GOAL —
Go through the listing and pick out each line with the word "progu" in it.
::: RECORDS SHOWN
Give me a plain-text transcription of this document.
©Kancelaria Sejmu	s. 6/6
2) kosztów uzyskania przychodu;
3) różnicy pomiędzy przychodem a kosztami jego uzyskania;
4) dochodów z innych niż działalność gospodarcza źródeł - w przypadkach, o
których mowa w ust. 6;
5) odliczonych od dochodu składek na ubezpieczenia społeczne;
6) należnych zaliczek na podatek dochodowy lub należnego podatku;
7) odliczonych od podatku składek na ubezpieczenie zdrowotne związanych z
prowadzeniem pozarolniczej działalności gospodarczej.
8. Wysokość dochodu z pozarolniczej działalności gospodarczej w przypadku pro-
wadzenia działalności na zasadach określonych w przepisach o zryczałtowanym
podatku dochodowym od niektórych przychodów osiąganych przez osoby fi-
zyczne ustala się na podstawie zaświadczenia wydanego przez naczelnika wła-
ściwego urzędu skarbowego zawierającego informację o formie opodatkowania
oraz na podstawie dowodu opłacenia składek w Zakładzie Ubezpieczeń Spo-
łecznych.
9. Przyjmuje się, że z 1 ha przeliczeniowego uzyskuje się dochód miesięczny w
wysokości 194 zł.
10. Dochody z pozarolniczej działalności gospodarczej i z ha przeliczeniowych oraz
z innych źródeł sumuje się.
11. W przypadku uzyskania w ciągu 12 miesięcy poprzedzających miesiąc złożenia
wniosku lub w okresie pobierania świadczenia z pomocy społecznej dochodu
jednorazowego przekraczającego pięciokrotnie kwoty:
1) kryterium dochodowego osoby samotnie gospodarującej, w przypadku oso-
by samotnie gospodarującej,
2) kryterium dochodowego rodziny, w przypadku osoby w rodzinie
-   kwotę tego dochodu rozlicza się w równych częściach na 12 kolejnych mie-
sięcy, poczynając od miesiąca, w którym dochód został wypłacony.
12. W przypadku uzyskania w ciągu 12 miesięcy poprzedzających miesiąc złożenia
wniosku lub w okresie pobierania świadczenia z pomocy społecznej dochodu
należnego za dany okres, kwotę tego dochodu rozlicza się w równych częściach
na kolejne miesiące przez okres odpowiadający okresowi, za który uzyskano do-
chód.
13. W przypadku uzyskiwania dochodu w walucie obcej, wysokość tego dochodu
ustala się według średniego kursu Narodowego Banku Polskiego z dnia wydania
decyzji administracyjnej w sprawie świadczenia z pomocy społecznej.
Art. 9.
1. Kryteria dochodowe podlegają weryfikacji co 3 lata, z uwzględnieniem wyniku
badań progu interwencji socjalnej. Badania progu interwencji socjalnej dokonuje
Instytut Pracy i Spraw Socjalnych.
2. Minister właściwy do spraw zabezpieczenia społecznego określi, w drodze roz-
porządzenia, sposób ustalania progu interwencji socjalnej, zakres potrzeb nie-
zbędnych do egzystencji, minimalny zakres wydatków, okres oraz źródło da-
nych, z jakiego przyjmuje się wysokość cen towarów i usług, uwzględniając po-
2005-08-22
::::::
FINISHED TASK —
badań progu interwencji socjalnej. Badania progu interwencji socjalnej dokonuje
porządzenia, sposób ustalania progu interwencji socjalnej, zakres potrzeb nie-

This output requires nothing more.